● GIVEN ENTRIES
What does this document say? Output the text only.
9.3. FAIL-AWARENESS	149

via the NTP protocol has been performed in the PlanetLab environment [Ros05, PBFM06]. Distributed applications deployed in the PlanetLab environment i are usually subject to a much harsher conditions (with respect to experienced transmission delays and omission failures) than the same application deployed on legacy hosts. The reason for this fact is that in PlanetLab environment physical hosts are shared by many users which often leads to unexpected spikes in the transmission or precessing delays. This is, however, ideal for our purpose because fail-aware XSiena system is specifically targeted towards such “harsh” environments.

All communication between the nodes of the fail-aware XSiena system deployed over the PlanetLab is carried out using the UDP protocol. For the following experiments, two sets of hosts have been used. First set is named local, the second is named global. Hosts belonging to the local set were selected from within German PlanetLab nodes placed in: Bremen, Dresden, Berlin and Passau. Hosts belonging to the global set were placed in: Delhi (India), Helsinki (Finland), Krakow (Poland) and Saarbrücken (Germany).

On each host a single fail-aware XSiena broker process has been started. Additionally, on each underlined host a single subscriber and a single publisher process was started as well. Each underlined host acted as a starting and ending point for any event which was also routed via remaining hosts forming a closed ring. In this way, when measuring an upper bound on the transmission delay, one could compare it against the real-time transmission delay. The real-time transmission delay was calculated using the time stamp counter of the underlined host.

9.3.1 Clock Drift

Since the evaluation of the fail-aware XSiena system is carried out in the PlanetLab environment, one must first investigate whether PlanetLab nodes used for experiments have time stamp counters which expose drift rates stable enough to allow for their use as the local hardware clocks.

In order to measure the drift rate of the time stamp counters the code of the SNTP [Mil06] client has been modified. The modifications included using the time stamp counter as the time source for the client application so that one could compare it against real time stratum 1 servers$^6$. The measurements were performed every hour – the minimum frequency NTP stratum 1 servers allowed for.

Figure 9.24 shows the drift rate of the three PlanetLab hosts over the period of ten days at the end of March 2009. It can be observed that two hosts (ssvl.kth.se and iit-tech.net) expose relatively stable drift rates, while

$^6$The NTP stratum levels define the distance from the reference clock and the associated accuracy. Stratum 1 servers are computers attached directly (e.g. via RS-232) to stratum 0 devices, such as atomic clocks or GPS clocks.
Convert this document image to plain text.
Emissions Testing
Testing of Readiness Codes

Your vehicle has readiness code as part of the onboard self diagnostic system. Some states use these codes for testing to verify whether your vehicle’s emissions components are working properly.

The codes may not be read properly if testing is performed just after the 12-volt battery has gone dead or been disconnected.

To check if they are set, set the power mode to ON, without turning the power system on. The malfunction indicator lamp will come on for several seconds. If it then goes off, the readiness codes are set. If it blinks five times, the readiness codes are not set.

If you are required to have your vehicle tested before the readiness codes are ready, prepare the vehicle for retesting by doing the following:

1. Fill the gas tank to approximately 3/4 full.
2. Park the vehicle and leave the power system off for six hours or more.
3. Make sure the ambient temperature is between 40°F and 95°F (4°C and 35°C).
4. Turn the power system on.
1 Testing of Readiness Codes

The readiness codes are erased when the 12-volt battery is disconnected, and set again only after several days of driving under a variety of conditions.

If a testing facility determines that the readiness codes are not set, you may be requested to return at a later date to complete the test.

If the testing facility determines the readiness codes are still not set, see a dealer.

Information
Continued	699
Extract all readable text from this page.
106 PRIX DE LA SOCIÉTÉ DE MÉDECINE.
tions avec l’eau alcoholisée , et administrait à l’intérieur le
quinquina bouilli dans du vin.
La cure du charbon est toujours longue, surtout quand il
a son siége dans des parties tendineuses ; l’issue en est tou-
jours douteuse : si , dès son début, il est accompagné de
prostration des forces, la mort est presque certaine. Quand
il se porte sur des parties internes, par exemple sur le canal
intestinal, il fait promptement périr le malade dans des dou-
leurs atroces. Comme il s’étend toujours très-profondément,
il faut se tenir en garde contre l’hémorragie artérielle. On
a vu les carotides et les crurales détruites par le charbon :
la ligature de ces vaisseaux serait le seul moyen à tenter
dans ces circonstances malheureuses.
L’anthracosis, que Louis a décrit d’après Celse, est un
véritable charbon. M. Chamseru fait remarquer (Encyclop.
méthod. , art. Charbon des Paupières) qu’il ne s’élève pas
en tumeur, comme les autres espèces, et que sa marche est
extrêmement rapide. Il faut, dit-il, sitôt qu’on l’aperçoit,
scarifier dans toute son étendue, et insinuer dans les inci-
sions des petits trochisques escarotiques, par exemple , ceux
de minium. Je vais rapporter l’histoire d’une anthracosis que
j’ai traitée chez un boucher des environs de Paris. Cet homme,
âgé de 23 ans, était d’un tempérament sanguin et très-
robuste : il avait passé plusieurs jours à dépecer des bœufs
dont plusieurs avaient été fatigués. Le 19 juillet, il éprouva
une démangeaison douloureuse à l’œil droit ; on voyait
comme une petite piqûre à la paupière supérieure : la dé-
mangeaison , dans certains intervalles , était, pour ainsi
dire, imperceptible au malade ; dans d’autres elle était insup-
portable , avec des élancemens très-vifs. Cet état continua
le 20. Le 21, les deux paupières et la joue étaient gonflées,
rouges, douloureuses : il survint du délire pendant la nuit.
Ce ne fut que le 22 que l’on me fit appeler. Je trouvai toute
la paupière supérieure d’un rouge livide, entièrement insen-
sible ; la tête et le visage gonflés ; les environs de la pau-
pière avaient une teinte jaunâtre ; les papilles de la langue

● DIRECTION
All of the entries above must be quoted exactly.

● OUTPUT BELOW
What does this document say? Output the text only.
9.3. FAIL-AWARENESS	149

via the NTP protocol has been performed in the PlanetLab environment [Ros05, PBFM06]. Distributed applications deployed in the PlanetLab environment i are usually subject to a much harsher conditions (with respect to experienced transmission delays and omission failures) than the same application deployed on legacy hosts. The reason for this fact is that in PlanetLab environment physical hosts are shared by many users which often leads to unexpected spikes in the transmission or precessing delays. This is, however, ideal for our purpose because fail-aware XSiena system is specifically targeted towards such “harsh” environments.

All communication between the nodes of the fail-aware XSiena system deployed over the PlanetLab is carried out using the UDP protocol. For the following experiments, two sets of hosts have been used. First set is named local, the second is named global. Hosts belonging to the local set were selected from within German PlanetLab nodes placed in: Bremen, Dresden, Berlin and Passau. Hosts belonging to the global set were placed in: Delhi (India), Helsinki (Finland), Krakow (Poland) and Saarbrücken (Germany).

On each host a single fail-aware XSiena broker process has been started. Additionally, on each underlined host a single subscriber and a single publisher process was started as well. Each underlined host acted as a starting and ending point for any event which was also routed via remaining hosts forming a closed ring. In this way, when measuring an upper bound on the transmission delay, one could compare it against the real-time transmission delay. The real-time transmission delay was calculated using the time stamp counter of the underlined host.

9.3.1 Clock Drift

Since the evaluation of the fail-aware XSiena system is carried out in the PlanetLab environment, one must first investigate whether PlanetLab nodes used for experiments have time stamp counters which expose drift rates stable enough to allow for their use as the local hardware clocks.

In order to measure the drift rate of the time stamp counters the code of the SNTP [Mil06] client has been modified. The modifications included using the time stamp counter as the time source for the client application so that one could compare it against real time stratum 1 servers$^6$. The measurements were performed every hour – the minimum frequency NTP stratum 1 servers allowed for.

Figure 9.24 shows the drift rate of the three PlanetLab hosts over the period of ten days at the end of March 2009. It can be observed that two hosts (ssvl.kth.se and iit-tech.net) expose relatively stable drift rates, while

$^6$The NTP stratum levels define the distance from the reference clock and the associated accuracy. Stratum 1 servers are computers attached directly (e.g. via RS-232) to stratum 0 devices, such as atomic clocks or GPS clocks.
Convert this document image to plain text.
Emissions Testing
Testing of Readiness Codes

Your vehicle has readiness code as part of the onboard self diagnostic system. Some states use these codes for testing to verify whether your vehicle’s emissions components are working properly.

The codes may not be read properly if testing is performed just after the 12-volt battery has gone dead or been disconnected.

To check if they are set, set the power mode to ON, without turning the power system on. The malfunction indicator lamp will come on for several seconds. If it then goes off, the readiness codes are set. If it blinks five times, the readiness codes are not set.

If you are required to have your vehicle tested before the readiness codes are ready, prepare the vehicle for retesting by doing the following:

1. Fill the gas tank to approximately 3/4 full.
2. Park the vehicle and leave the power system off for six hours or more.
3. Make sure the ambient temperature is between 40°F and 95°F (4°C and 35°C).
4. Turn the power system on.
1 Testing of Readiness Codes

The readiness codes are erased when the 12-volt battery is disconnected, and set again only after several days of driving under a variety of conditions.

If a testing facility determines that the readiness codes are not set, you may be requested to return at a later date to complete the test.

If the testing facility determines the readiness codes are still not set, see a dealer.

Information
Continued	699
Extract all readable text from this page.
106 PRIX DE LA SOCIÉTÉ DE MÉDECINE.
tions avec l’eau alcoholisée , et administrait à l’intérieur le
quinquina bouilli dans du vin.
La cure du charbon est toujours longue, surtout quand il
a son siége dans des parties tendineuses ; l’issue en est tou-
jours douteuse : si , dès son début, il est accompagné de
prostration des forces, la mort est presque certaine. Quand
il se porte sur des parties internes, par exemple sur le canal
intestinal, il fait promptement périr le malade dans des dou-
leurs atroces. Comme il s’étend toujours très-profondément,
il faut se tenir en garde contre l’hémorragie artérielle. On
a vu les carotides et les crurales détruites par le charbon :
la ligature de ces vaisseaux serait le seul moyen à tenter
dans ces circonstances malheureuses.
L’anthracosis, que Louis a décrit d’après Celse, est un
véritable charbon. M. Chamseru fait remarquer (Encyclop.
méthod. , art. Charbon des Paupières) qu’il ne s’élève pas
en tumeur, comme les autres espèces, et que sa marche est
extrêmement rapide. Il faut, dit-il, sitôt qu’on l’aperçoit,
scarifier dans toute son étendue, et insinuer dans les inci-
sions des petits trochisques escarotiques, par exemple , ceux
de minium. Je vais rapporter l’histoire d’une anthracosis que
j’ai traitée chez un boucher des environs de Paris. Cet homme,
âgé de 23 ans, était d’un tempérament sanguin et très-
robuste : il avait passé plusieurs jours à dépecer des bœufs
dont plusieurs avaient été fatigués. Le 19 juillet, il éprouva
une démangeaison douloureuse à l’œil droit ; on voyait
comme une petite piqûre à la paupière supérieure : la dé-
mangeaison , dans certains intervalles , était, pour ainsi
dire, imperceptible au malade ; dans d’autres elle était insup-
portable , avec des élancemens très-vifs. Cet état continua
le 20. Le 21, les deux paupières et la joue étaient gonflées,
rouges, douloureuses : il survint du délire pendant la nuit.
Ce ne fut que le 22 que l’on me fit appeler. Je trouvai toute
la paupière supérieure d’un rouge livide, entièrement insen-
sible ; la tête et le visage gonflés ; les environs de la pau-
pière avaient une teinte jaunâtre ; les papilles de la langue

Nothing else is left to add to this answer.